(Saved entries)
## START

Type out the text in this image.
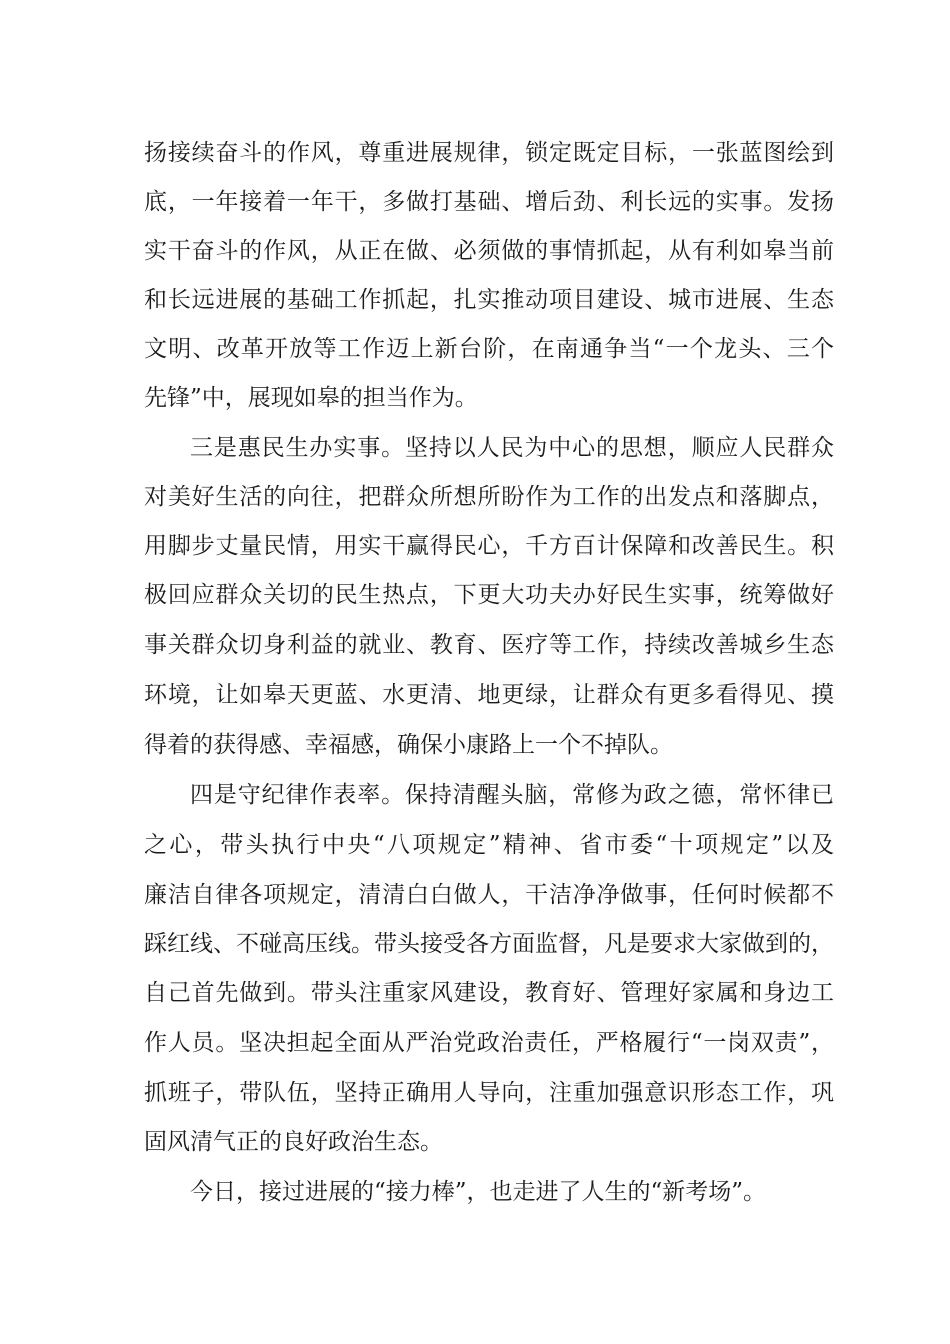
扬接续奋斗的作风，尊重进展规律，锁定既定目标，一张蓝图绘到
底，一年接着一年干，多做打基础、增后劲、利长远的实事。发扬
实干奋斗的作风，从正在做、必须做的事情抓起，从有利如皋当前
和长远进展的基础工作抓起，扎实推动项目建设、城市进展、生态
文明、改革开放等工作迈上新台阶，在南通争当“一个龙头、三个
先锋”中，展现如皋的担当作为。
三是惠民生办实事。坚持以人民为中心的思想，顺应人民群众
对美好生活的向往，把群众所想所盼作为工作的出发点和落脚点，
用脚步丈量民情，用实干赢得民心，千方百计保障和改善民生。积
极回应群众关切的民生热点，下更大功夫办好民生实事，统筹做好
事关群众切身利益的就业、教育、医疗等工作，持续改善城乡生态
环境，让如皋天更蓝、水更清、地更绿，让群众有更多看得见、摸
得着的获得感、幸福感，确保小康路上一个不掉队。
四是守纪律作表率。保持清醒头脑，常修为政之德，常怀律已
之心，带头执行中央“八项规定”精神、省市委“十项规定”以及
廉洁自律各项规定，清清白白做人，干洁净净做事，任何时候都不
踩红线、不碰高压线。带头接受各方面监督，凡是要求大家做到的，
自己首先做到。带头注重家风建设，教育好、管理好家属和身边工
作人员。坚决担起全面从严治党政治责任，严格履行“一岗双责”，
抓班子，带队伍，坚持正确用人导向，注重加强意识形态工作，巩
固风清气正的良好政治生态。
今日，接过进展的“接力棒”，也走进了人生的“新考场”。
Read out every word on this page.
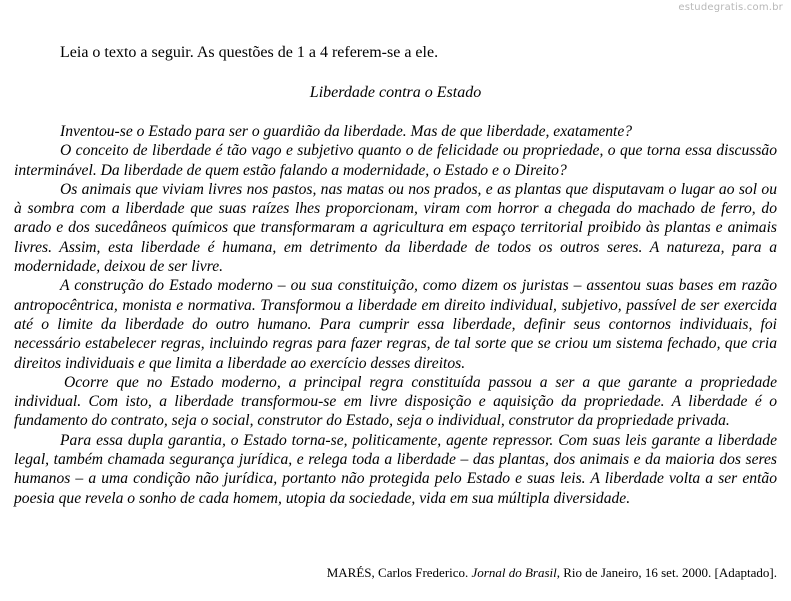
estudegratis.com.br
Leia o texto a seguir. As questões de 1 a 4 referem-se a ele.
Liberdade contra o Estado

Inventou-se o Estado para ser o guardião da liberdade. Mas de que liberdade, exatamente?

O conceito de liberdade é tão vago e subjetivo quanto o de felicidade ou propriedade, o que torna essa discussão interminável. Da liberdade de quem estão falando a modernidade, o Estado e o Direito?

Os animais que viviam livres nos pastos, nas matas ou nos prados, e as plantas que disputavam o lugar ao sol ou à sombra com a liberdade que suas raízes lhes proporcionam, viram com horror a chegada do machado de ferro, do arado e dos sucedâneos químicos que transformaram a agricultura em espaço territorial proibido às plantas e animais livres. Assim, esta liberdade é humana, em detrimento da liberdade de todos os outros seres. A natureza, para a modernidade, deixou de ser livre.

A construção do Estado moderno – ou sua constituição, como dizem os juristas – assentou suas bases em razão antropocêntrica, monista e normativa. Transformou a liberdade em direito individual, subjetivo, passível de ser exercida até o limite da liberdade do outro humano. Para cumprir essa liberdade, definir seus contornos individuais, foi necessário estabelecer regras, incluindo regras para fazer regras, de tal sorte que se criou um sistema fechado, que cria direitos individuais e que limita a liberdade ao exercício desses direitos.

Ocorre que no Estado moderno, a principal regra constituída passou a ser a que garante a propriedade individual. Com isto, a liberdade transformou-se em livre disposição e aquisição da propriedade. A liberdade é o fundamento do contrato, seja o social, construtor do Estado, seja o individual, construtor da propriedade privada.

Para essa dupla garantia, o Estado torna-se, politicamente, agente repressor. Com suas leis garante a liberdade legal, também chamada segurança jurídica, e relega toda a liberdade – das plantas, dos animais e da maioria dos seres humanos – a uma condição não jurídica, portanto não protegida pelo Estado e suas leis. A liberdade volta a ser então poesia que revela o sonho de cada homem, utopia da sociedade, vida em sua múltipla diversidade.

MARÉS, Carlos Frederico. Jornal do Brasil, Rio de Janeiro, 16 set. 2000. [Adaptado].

## END
## START

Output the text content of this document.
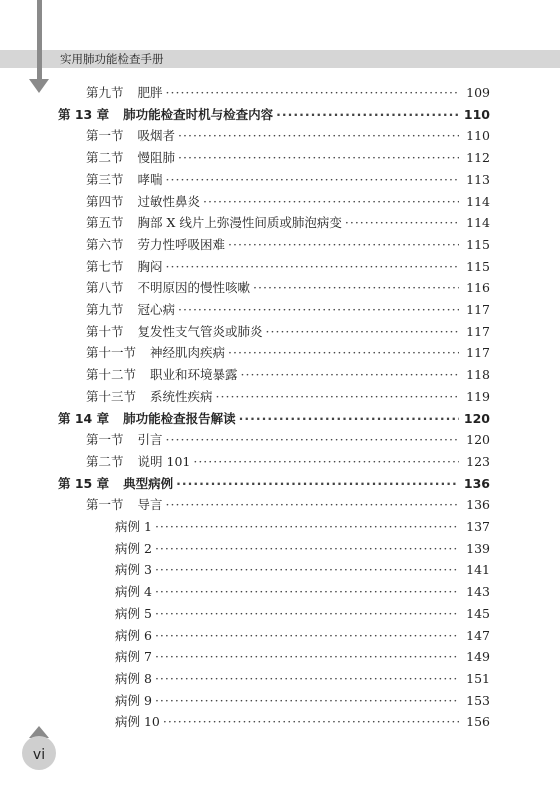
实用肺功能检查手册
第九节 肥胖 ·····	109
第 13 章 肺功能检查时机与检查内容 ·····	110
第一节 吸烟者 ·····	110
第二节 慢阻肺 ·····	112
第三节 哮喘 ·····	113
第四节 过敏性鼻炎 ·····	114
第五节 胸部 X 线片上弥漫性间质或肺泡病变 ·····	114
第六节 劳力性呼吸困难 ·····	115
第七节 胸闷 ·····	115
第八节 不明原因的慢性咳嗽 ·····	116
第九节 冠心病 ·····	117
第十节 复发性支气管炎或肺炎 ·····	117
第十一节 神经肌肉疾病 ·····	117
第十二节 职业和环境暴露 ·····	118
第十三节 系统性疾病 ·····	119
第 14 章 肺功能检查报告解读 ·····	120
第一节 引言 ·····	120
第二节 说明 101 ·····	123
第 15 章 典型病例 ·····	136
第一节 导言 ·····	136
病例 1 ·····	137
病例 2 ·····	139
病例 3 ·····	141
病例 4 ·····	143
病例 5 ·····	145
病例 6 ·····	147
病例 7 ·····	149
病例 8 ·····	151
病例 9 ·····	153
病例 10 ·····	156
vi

## END

Task brief —
Reproduce every line of the listing above in which the string "garante" appears.

Full answer —
Ocorre que no Estado moderno, a principal regra constituída passou a ser a que garante a propriedade individual. Com isto, a liberdade transformou-se em livre disposição e aquisição da propriedade. A liberdade é o fundamento do contrato, seja o social, construtor do Estado, seja o individual, construtor da propriedade privada.
Para essa dupla garantia, o Estado torna-se, politicamente, agente repressor. Com suas leis garante a liberdade legal, também chamada segurança jurídica, e relega toda a liberdade – das plantas, dos animais e da maioria dos seres humanos – a uma condição não jurídica, portanto não protegida pelo Estado e suas leis. A liberdade volta a ser então poesia que revela o sonho de cada homem, utopia da sociedade, vida em sua múltipla diversidade.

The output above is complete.